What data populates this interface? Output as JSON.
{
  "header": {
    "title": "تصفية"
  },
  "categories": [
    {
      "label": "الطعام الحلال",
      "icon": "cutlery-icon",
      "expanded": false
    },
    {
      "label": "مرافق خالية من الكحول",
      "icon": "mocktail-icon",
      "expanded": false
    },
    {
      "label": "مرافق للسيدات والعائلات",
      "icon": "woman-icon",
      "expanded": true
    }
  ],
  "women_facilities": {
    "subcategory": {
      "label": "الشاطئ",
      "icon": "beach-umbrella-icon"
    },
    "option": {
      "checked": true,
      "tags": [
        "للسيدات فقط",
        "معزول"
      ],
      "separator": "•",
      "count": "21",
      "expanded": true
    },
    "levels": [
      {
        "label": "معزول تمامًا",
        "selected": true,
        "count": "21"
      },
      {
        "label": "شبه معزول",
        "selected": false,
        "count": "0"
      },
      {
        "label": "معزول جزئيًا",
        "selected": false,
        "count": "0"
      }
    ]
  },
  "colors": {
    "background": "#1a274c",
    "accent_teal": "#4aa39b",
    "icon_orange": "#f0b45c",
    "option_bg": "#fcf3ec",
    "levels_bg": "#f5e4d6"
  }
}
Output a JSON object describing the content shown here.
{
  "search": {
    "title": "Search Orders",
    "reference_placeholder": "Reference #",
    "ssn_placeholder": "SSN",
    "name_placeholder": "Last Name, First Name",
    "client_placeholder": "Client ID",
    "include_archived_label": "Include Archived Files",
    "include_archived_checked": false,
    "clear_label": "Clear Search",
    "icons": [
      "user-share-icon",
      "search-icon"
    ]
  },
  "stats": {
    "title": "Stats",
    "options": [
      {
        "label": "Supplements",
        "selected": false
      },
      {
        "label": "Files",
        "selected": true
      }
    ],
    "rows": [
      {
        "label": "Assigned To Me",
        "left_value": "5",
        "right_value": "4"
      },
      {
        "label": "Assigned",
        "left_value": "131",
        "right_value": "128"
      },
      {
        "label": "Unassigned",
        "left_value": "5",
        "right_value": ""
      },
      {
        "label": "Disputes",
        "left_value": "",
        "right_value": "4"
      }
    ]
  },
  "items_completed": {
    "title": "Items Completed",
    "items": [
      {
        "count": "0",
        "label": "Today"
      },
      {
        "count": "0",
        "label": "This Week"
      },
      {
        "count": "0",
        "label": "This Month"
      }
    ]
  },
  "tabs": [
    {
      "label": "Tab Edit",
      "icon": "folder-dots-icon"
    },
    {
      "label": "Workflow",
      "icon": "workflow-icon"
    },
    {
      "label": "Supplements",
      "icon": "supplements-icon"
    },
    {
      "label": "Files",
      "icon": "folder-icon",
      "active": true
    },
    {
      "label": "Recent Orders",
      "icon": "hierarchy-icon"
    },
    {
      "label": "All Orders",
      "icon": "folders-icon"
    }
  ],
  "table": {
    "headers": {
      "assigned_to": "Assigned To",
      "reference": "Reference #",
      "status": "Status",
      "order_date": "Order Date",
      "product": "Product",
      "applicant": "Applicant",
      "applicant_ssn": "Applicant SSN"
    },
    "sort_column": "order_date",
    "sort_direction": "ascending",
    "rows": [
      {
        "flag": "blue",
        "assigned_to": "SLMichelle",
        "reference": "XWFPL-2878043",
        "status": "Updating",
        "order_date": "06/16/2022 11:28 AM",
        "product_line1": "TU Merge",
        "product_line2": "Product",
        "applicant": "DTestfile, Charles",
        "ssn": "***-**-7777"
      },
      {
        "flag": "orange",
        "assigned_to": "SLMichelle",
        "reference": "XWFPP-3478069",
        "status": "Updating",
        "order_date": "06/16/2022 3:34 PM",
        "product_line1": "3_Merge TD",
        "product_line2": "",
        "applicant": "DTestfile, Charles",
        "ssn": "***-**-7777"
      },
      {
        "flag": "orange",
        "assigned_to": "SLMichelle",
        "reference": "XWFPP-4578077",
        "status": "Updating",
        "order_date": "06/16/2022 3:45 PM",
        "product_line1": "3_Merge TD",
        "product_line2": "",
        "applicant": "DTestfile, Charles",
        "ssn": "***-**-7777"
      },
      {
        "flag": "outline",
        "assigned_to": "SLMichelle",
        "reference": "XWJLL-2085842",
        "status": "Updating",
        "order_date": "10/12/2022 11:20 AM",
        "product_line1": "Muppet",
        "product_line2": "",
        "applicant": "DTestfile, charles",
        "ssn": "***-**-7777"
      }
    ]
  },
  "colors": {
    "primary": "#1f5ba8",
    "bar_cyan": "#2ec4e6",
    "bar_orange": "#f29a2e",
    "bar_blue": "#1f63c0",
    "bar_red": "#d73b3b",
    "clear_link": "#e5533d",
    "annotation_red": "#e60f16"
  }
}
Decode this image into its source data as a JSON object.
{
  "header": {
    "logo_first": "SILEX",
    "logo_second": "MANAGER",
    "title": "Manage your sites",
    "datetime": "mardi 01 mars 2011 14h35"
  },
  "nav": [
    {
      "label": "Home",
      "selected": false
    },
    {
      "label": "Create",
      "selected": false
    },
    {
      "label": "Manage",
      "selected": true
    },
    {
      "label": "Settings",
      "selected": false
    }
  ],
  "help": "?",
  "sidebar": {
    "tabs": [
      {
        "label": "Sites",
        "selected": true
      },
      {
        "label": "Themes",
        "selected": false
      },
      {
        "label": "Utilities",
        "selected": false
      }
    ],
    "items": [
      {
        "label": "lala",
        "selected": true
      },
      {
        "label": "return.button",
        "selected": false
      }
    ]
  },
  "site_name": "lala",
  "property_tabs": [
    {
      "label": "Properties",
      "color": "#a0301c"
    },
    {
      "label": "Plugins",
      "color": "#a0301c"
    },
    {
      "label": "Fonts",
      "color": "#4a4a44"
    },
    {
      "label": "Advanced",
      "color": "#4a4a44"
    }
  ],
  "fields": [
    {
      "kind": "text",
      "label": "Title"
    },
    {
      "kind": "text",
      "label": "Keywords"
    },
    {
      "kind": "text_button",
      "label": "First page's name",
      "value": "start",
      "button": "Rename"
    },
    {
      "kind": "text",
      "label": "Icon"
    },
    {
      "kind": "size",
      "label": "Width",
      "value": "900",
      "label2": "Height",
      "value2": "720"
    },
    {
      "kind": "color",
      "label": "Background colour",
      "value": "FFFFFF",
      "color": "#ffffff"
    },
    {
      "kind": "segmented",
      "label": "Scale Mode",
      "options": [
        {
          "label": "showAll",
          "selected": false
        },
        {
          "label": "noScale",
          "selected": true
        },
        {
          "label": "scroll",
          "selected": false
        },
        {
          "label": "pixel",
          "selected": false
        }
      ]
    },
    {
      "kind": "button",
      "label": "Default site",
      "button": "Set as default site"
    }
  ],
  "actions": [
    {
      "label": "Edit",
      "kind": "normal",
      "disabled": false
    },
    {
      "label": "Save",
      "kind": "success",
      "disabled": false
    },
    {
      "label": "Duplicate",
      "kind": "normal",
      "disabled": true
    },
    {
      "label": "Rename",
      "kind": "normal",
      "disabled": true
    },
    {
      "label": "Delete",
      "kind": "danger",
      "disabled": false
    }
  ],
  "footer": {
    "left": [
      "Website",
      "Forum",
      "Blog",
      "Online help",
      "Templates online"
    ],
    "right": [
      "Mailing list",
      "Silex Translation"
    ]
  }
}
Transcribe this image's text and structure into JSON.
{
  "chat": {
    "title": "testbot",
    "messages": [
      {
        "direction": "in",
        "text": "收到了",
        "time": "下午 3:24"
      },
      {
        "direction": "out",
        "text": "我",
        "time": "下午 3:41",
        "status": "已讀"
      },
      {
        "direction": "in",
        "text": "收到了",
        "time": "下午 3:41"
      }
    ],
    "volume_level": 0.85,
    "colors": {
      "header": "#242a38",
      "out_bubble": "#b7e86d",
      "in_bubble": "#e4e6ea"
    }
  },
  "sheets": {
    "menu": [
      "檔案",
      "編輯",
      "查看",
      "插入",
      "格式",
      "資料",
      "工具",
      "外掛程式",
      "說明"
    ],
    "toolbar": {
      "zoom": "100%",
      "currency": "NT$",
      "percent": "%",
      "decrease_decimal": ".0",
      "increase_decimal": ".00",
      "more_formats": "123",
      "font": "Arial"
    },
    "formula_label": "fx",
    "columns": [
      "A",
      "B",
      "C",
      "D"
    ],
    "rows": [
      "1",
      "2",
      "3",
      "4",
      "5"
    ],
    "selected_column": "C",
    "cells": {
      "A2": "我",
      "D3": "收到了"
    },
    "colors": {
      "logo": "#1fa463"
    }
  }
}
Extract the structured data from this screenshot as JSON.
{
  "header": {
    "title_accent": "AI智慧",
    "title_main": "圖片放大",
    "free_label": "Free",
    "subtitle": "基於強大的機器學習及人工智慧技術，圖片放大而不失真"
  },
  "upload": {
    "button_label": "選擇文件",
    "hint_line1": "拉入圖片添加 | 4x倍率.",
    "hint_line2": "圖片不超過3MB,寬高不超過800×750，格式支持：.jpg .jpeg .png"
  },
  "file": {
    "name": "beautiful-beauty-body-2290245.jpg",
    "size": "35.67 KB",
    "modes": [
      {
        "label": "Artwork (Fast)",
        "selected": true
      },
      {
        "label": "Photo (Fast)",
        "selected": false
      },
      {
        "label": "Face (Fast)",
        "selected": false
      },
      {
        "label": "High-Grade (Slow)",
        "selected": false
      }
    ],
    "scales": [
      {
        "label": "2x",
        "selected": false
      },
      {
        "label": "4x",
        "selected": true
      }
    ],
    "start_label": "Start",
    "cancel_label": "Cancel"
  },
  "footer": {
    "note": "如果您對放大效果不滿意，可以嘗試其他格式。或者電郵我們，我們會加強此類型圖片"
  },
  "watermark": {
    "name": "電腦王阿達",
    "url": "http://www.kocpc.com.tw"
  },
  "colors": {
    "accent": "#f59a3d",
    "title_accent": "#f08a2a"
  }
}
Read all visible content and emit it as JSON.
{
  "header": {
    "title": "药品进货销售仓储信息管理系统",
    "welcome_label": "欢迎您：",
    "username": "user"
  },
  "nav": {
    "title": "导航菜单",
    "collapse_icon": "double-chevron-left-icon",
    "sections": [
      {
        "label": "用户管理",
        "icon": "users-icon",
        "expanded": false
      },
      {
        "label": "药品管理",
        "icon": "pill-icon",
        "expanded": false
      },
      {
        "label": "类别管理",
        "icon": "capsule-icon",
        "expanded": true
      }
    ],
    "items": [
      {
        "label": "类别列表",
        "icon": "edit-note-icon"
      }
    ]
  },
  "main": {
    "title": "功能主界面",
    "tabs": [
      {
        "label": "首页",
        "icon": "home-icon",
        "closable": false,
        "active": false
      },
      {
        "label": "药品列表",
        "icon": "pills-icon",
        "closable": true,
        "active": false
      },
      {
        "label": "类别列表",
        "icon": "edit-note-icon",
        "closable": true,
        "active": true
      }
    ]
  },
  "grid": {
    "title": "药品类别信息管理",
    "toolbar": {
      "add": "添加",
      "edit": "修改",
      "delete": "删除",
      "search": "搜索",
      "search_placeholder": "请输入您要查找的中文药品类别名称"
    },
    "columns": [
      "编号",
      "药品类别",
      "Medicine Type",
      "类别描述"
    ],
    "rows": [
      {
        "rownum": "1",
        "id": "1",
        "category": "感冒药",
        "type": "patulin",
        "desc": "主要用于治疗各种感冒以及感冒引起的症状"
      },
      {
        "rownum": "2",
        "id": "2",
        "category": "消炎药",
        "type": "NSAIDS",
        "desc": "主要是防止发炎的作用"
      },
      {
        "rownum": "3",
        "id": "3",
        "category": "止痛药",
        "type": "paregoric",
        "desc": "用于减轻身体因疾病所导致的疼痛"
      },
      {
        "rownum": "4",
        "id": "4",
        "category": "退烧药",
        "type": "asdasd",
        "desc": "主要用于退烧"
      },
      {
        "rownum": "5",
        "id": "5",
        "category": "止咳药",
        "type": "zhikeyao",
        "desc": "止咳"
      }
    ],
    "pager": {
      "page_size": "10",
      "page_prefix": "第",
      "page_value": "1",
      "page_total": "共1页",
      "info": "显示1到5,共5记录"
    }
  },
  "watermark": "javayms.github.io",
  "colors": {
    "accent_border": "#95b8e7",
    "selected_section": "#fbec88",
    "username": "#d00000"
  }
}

□ □ □ □ □ □ □

Task to carry out — Each line that contains the word "into" counts toward the total; give only that total.

In response — 2